Data for this exercise:
■ ■ ■ ■ ■

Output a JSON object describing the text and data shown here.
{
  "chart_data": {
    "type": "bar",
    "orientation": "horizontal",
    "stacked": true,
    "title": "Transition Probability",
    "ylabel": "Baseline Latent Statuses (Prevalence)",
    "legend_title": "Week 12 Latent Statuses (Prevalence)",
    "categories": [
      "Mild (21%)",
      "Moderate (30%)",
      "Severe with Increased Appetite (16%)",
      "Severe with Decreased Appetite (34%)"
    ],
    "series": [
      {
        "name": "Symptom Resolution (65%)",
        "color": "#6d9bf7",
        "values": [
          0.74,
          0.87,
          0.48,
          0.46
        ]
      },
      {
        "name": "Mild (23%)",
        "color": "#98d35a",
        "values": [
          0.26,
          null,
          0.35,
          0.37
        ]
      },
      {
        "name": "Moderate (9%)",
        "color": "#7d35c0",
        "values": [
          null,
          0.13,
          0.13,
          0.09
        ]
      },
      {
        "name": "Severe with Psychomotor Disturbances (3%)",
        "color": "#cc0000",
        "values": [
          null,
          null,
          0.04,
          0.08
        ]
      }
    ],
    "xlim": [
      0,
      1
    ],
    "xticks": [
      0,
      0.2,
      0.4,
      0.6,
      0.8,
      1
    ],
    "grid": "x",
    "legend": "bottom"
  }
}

■ ■ ■ ■ ■

Aim of the task:
Only the number is wanted: how many lines of the material contain the word "Statuses"?

Answer to the task:
2